Copy each line below without leaving any out.

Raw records

--*--

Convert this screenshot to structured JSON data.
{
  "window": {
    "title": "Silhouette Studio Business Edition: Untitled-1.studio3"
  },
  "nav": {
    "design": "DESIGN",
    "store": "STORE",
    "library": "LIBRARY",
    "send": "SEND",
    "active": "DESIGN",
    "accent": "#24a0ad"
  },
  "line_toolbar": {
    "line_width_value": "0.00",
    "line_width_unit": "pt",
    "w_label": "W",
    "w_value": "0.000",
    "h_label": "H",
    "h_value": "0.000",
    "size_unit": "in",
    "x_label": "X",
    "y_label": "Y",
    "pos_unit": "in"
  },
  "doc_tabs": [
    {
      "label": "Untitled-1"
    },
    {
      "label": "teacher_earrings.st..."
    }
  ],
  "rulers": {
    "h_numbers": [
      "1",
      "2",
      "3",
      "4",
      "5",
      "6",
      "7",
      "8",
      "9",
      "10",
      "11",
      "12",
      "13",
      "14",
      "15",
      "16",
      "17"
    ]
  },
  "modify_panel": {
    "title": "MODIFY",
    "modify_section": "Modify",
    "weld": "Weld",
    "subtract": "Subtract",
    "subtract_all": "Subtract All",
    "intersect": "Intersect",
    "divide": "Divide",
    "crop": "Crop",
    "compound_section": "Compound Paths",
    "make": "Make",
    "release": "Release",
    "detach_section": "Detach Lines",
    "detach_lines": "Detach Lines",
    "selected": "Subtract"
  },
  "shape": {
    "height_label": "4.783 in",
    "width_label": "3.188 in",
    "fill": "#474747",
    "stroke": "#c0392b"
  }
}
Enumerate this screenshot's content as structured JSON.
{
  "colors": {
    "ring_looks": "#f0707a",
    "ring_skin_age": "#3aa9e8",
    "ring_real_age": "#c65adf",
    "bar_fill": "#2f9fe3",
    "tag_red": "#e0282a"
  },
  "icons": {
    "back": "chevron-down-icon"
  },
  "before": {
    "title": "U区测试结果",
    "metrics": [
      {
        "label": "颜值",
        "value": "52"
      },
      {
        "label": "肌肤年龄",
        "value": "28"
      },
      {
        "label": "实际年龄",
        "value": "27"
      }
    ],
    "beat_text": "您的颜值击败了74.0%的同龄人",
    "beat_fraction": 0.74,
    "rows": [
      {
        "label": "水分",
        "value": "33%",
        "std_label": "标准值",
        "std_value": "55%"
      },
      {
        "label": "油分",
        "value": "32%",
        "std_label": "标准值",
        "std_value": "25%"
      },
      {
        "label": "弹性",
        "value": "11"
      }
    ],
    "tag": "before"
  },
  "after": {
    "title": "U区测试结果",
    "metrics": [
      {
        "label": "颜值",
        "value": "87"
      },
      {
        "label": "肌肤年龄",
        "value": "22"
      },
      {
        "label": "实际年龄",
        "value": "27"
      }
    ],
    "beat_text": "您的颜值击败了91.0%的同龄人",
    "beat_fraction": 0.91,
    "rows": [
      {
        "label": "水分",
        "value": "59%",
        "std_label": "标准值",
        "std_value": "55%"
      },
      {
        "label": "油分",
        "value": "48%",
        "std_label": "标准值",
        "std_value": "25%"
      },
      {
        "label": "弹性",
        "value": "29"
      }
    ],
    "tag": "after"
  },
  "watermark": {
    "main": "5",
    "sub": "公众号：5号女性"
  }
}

--*--

> [COMPLETED EXERCISE]:
Convert this screenshot to structured JSON data.
{
  "window": {
    "title": "Silhouette Studio Business Edition: Untitled-1.studio3"
  },
  "nav": {
    "design": "DESIGN",
    "store": "STORE",
    "library": "LIBRARY",
    "send": "SEND",
    "active": "DESIGN",
    "accent": "#24a0ad"
  },
  "line_toolbar": {
    "line_width_value": "0.00",
    "line_width_unit": "pt",
    "w_label": "W",
    "w_value": "0.000",
    "h_label": "H",
    "h_value": "0.000",
    "size_unit": "in",
    "x_label": "X",
    "y_label": "Y",
    "pos_unit": "in"
  },
  "doc_tabs": [
    {
      "label": "Untitled-1"
    },
    {
      "label": "teacher_earrings.st..."
    }
  ],
  "rulers": {
    "h_numbers": [
      "1",
      "2",
      "3",
      "4",
      "5",
      "6",
      "7",
      "8",
      "9",
      "10",
      "11",
      "12",
      "13",
      "14",
      "15",
      "16",
      "17"
    ]
  },
  "modify_panel": {
    "title": "MODIFY",
    "modify_section": "Modify",
    "weld": "Weld",
    "subtract": "Subtract",
    "subtract_all": "Subtract All",
    "intersect": "Intersect",
    "divide": "Divide",
    "crop": "Crop",
    "compound_section": "Compound Paths",
    "make": "Make",
    "release": "Release",
    "detach_section": "Detach Lines",
    "detach_lines": "Detach Lines",
    "selected": "Subtract"
  },
  "shape": {
    "height_label": "4.783 in",
    "width_label": "3.188 in",
    "fill": "#474747",
    "stroke": "#c0392b"
  }
}
Enumerate this screenshot's content as structured JSON.
{
  "colors": {
    "ring_looks": "#f0707a",
    "ring_skin_age": "#3aa9e8",
    "ring_real_age": "#c65adf",
    "bar_fill": "#2f9fe3",
    "tag_red": "#e0282a"
  },
  "icons": {
    "back": "chevron-down-icon"
  },
  "before": {
    "title": "U区测试结果",
    "metrics": [
      {
        "label": "颜值",
        "value": "52"
      },
      {
        "label": "肌肤年龄",
        "value": "28"
      },
      {
        "label": "实际年龄",
        "value": "27"
      }
    ],
    "beat_text": "您的颜值击败了74.0%的同龄人",
    "beat_fraction": 0.74,
    "rows": [
      {
        "label": "水分",
        "value": "33%",
        "std_label": "标准值",
        "std_value": "55%"
      },
      {
        "label": "油分",
        "value": "32%",
        "std_label": "标准值",
        "std_value": "25%"
      },
      {
        "label": "弹性",
        "value": "11"
      }
    ],
    "tag": "before"
  },
  "after": {
    "title": "U区测试结果",
    "metrics": [
      {
        "label": "颜值",
        "value": "87"
      },
      {
        "label": "肌肤年龄",
        "value": "22"
      },
      {
        "label": "实际年龄",
        "value": "27"
      }
    ],
    "beat_text": "您的颜值击败了91.0%的同龄人",
    "beat_fraction": 0.91,
    "rows": [
      {
        "label": "水分",
        "value": "59%",
        "std_label": "标准值",
        "std_value": "55%"
      },
      {
        "label": "油分",
        "value": "48%",
        "std_label": "标准值",
        "std_value": "25%"
      },
      {
        "label": "弹性",
        "value": "29"
      }
    ],
    "tag": "after"
  },
  "watermark": {
    "main": "5",
    "sub": "公众号：5号女性"
  }
}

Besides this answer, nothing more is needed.